>> begin DATASET ROWS
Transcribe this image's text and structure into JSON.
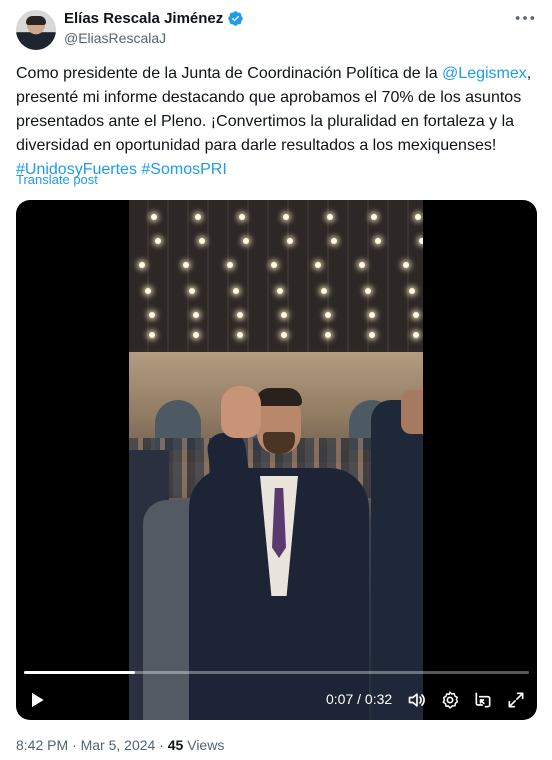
{
  "author": {
    "display_name": "Elías Rescala Jiménez",
    "handle": "@EliasRescalaJ",
    "verified": true
  },
  "tweet": {
    "text_parts": [
      "Como presidente de la Junta de Coordinación Política de la ",
      "@Legismex",
      ", presenté mi informe destacando que aprobamos el 70% de los asuntos presentados ante el Pleno. ¡Convertimos la pluralidad en fortaleza y la diversidad en oportunidad para darle resultados a los mexiquenses!"
    ],
    "hashtags": [
      "#UnidosyFuertes",
      "#SomosPRI"
    ],
    "translate_label": "Translate post"
  },
  "video": {
    "current_time": "0:07",
    "separator": " / ",
    "duration": "0:32",
    "progress_fraction": 0.22
  },
  "footer": {
    "time": "8:42 PM",
    "dot1": " · ",
    "date": "Mar 5, 2024",
    "dot2": " · ",
    "views_count": "45",
    "views_label": " Views"
  },
  "colors": {
    "accent": "#1d9bf0",
    "text": "#0f1419",
    "secondary": "#536471"
  },
  "icons": [
    "verified-badge-icon",
    "more-options-icon",
    "play-icon",
    "volume-icon",
    "settings-icon",
    "pip-icon",
    "fullscreen-icon"
  ]
}
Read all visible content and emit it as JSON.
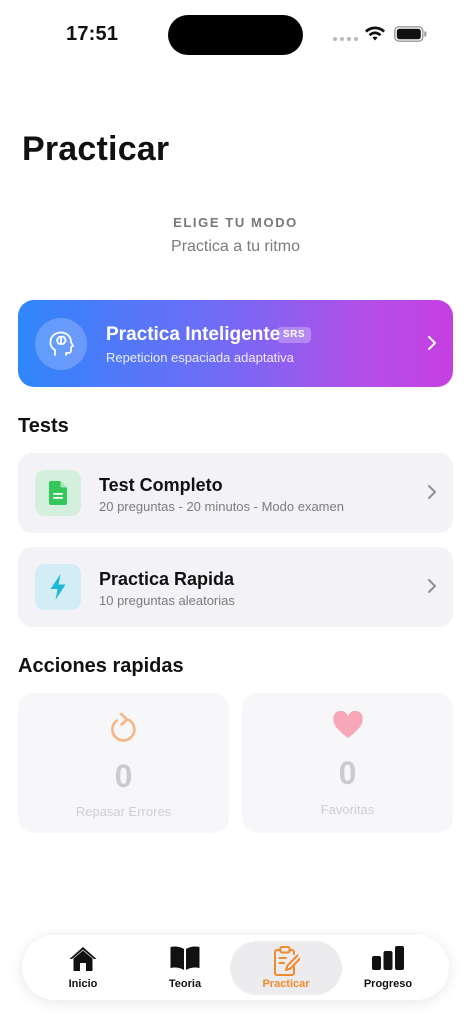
{
  "status_bar": {
    "time": "17:51"
  },
  "page": {
    "title": "Practicar",
    "mode_label": "ELIGE TU MODO",
    "mode_subtitle": "Practica a tu ritmo"
  },
  "smart_practice": {
    "title": "Practica Inteligente",
    "badge": "SRS",
    "subtitle": "Repeticion espaciada adaptativa",
    "icon": "brain-icon",
    "gradient": [
      "#2f86fb",
      "#c63fe0"
    ]
  },
  "tests": {
    "section_title": "Tests",
    "items": [
      {
        "title": "Test Completo",
        "subtitle": "20 preguntas - 20 minutos - Modo examen",
        "icon": "document-icon",
        "accent": "#34c759"
      },
      {
        "title": "Practica Rapida",
        "subtitle": "10 preguntas aleatorias",
        "icon": "bolt-icon",
        "accent": "#1fb8d6"
      }
    ]
  },
  "quick_actions": {
    "section_title": "Acciones rapidas",
    "items": [
      {
        "count": "0",
        "label": "Repasar Errores",
        "icon": "refresh-icon",
        "accent": "#f5b37f"
      },
      {
        "count": "0",
        "label": "Favoritas",
        "icon": "heart-icon",
        "accent": "#f7a3b4"
      }
    ]
  },
  "tab_bar": {
    "active_color": "#f08a2c",
    "tabs": [
      {
        "label": "Inicio",
        "icon": "home-icon"
      },
      {
        "label": "Teoria",
        "icon": "book-icon"
      },
      {
        "label": "Practicar",
        "icon": "clipboard-icon",
        "active": true
      },
      {
        "label": "Progreso",
        "icon": "bar-chart-icon"
      }
    ]
  }
}
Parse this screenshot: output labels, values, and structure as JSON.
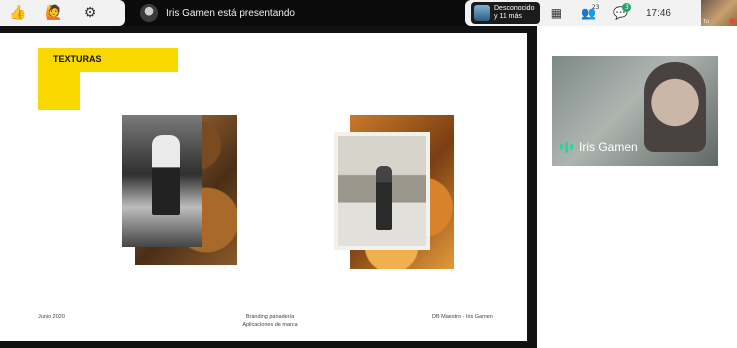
{
  "toolbar_left": {
    "reactions_icon": "thumbs-up-icon",
    "raise_hand_icon": "raised-hand-icon",
    "settings_icon": "gear-icon"
  },
  "presenter": {
    "text": "Iris Gamen está presentando"
  },
  "participant_preview": {
    "line1": "Desconocido",
    "line2": "y 11 más"
  },
  "toolbar_right": {
    "grid_icon": "grid-icon",
    "people_icon": "people-icon",
    "people_count": "23",
    "chat_icon": "chat-icon",
    "chat_badge": "3",
    "time": "17:46",
    "self_label": "Tú"
  },
  "slide": {
    "title": "TEXTURAS",
    "footer_left": "Junio 2020",
    "footer_center_line1": "Branding panadería",
    "footer_center_line2": "Aplicaciones de marca",
    "footer_right": "DB Maestro - Iris Gamen"
  },
  "speaker": {
    "name": "Iris Gamen"
  },
  "colors": {
    "accent_yellow": "#f8d800",
    "speaking_green": "#2ed3a0",
    "badge_green": "#23a26d"
  }
}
>> end DATASET ROWS
GOAL OF THE EXERCISE — Among the records above, find each line holding the string "this" and pull it out.

COMPLETE OUTPUT —
Transcribe this image's text and structure into JSON.
Parse this screenshot: output labels, values, and structure as JSON.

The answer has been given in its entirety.